§ **WHAT IS EXPECTED**:
Every record that follows should be printed verbatim.

§ **ENTRIES PROVIDED**:
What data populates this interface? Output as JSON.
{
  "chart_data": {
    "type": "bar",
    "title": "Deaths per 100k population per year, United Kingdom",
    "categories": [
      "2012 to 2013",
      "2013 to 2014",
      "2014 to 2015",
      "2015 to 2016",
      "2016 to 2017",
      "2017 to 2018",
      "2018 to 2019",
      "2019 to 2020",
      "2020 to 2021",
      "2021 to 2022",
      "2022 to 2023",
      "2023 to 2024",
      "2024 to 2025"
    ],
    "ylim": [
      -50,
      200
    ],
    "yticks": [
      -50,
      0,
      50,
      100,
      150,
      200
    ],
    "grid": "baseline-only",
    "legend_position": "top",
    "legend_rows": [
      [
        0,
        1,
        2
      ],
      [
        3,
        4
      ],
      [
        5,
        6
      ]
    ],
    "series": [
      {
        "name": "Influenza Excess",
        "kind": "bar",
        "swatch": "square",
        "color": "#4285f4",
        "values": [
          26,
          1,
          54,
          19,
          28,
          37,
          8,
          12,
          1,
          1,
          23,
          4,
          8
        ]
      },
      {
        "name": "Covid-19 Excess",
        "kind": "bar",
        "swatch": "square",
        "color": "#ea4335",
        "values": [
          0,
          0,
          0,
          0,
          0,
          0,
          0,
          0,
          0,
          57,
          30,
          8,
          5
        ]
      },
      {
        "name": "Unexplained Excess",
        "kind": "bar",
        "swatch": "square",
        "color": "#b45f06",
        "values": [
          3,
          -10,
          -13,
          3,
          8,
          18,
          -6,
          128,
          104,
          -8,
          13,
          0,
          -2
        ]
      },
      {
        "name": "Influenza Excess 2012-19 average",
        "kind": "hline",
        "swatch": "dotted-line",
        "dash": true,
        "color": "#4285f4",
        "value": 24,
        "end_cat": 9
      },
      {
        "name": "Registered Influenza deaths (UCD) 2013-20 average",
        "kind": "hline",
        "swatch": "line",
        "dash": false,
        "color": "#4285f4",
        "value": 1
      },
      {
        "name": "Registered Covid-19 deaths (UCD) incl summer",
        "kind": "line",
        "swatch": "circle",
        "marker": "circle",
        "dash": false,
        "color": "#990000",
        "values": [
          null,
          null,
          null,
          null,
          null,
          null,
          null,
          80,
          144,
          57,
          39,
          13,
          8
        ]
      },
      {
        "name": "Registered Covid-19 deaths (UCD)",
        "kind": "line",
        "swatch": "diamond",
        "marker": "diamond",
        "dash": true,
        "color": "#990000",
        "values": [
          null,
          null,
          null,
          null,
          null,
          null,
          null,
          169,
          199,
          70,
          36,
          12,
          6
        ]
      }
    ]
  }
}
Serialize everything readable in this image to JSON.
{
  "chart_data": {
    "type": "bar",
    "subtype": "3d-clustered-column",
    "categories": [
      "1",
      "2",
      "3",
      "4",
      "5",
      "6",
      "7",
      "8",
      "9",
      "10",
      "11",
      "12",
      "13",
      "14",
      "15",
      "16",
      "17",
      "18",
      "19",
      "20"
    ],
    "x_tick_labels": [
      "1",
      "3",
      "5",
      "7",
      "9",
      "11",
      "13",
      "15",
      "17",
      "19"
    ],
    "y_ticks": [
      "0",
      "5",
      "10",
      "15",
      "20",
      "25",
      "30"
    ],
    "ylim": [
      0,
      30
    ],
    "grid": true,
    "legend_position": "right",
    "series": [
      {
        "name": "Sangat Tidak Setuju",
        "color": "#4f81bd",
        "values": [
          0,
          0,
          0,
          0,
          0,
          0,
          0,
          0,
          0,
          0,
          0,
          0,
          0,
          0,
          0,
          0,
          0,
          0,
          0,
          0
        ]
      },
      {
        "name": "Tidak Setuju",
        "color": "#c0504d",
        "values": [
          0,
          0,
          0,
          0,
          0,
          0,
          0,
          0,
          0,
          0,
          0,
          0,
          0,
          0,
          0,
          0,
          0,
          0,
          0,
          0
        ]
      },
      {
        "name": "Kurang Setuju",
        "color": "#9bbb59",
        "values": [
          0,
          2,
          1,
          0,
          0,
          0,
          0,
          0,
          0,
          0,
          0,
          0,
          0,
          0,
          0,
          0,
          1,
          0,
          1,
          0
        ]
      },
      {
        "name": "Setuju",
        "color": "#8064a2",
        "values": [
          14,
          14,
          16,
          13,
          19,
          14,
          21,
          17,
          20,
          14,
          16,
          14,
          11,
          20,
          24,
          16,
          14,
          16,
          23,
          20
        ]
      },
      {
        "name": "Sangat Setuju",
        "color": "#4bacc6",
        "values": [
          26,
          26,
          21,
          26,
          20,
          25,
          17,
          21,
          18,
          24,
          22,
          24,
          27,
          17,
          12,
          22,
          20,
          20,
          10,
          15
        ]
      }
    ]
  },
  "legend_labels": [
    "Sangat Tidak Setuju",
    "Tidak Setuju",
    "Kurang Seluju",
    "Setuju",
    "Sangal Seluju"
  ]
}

§ **RIGHT ANSWER**:
What data populates this interface? Output as JSON.
{
  "chart_data": {
    "type": "bar",
    "title": "Deaths per 100k population per year, United Kingdom",
    "categories": [
      "2012 to 2013",
      "2013 to 2014",
      "2014 to 2015",
      "2015 to 2016",
      "2016 to 2017",
      "2017 to 2018",
      "2018 to 2019",
      "2019 to 2020",
      "2020 to 2021",
      "2021 to 2022",
      "2022 to 2023",
      "2023 to 2024",
      "2024 to 2025"
    ],
    "ylim": [
      -50,
      200
    ],
    "yticks": [
      -50,
      0,
      50,
      100,
      150,
      200
    ],
    "grid": "baseline-only",
    "legend_position": "top",
    "legend_rows": [
      [
        0,
        1,
        2
      ],
      [
        3,
        4
      ],
      [
        5,
        6
      ]
    ],
    "series": [
      {
        "name": "Influenza Excess",
        "kind": "bar",
        "swatch": "square",
        "color": "#4285f4",
        "values": [
          26,
          1,
          54,
          19,
          28,
          37,
          8,
          12,
          1,
          1,
          23,
          4,
          8
        ]
      },
      {
        "name": "Covid-19 Excess",
        "kind": "bar",
        "swatch": "square",
        "color": "#ea4335",
        "values": [
          0,
          0,
          0,
          0,
          0,
          0,
          0,
          0,
          0,
          57,
          30,
          8,
          5
        ]
      },
      {
        "name": "Unexplained Excess",
        "kind": "bar",
        "swatch": "square",
        "color": "#b45f06",
        "values": [
          3,
          -10,
          -13,
          3,
          8,
          18,
          -6,
          128,
          104,
          -8,
          13,
          0,
          -2
        ]
      },
      {
        "name": "Influenza Excess 2012-19 average",
        "kind": "hline",
        "swatch": "dotted-line",
        "dash": true,
        "color": "#4285f4",
        "value": 24,
        "end_cat": 9
      },
      {
        "name": "Registered Influenza deaths (UCD) 2013-20 average",
        "kind": "hline",
        "swatch": "line",
        "dash": false,
        "color": "#4285f4",
        "value": 1
      },
      {
        "name": "Registered Covid-19 deaths (UCD) incl summer",
        "kind": "line",
        "swatch": "circle",
        "marker": "circle",
        "dash": false,
        "color": "#990000",
        "values": [
          null,
          null,
          null,
          null,
          null,
          null,
          null,
          80,
          144,
          57,
          39,
          13,
          8
        ]
      },
      {
        "name": "Registered Covid-19 deaths (UCD)",
        "kind": "line",
        "swatch": "diamond",
        "marker": "diamond",
        "dash": true,
        "color": "#990000",
        "values": [
          null,
          null,
          null,
          null,
          null,
          null,
          null,
          169,
          199,
          70,
          36,
          12,
          6
        ]
      }
    ]
  }
}
Serialize everything readable in this image to JSON.
{
  "chart_data": {
    "type": "bar",
    "subtype": "3d-clustered-column",
    "categories": [
      "1",
      "2",
      "3",
      "4",
      "5",
      "6",
      "7",
      "8",
      "9",
      "10",
      "11",
      "12",
      "13",
      "14",
      "15",
      "16",
      "17",
      "18",
      "19",
      "20"
    ],
    "x_tick_labels": [
      "1",
      "3",
      "5",
      "7",
      "9",
      "11",
      "13",
      "15",
      "17",
      "19"
    ],
    "y_ticks": [
      "0",
      "5",
      "10",
      "15",
      "20",
      "25",
      "30"
    ],
    "ylim": [
      0,
      30
    ],
    "grid": true,
    "legend_position": "right",
    "series": [
      {
        "name": "Sangat Tidak Setuju",
        "color": "#4f81bd",
        "values": [
          0,
          0,
          0,
          0,
          0,
          0,
          0,
          0,
          0,
          0,
          0,
          0,
          0,
          0,
          0,
          0,
          0,
          0,
          0,
          0
        ]
      },
      {
        "name": "Tidak Setuju",
        "color": "#c0504d",
        "values": [
          0,
          0,
          0,
          0,
          0,
          0,
          0,
          0,
          0,
          0,
          0,
          0,
          0,
          0,
          0,
          0,
          0,
          0,
          0,
          0
        ]
      },
      {
        "name": "Kurang Setuju",
        "color": "#9bbb59",
        "values": [
          0,
          2,
          1,
          0,
          0,
          0,
          0,
          0,
          0,
          0,
          0,
          0,
          0,
          0,
          0,
          0,
          1,
          0,
          1,
          0
        ]
      },
      {
        "name": "Setuju",
        "color": "#8064a2",
        "values": [
          14,
          14,
          16,
          13,
          19,
          14,
          21,
          17,
          20,
          14,
          16,
          14,
          11,
          20,
          24,
          16,
          14,
          16,
          23,
          20
        ]
      },
      {
        "name": "Sangat Setuju",
        "color": "#4bacc6",
        "values": [
          26,
          26,
          21,
          26,
          20,
          25,
          17,
          21,
          18,
          24,
          22,
          24,
          27,
          17,
          12,
          22,
          20,
          20,
          10,
          15
        ]
      }
    ]
  },
  "legend_labels": [
    "Sangat Tidak Setuju",
    "Tidak Setuju",
    "Kurang Seluju",
    "Setuju",
    "Sangal Seluju"
  ]
}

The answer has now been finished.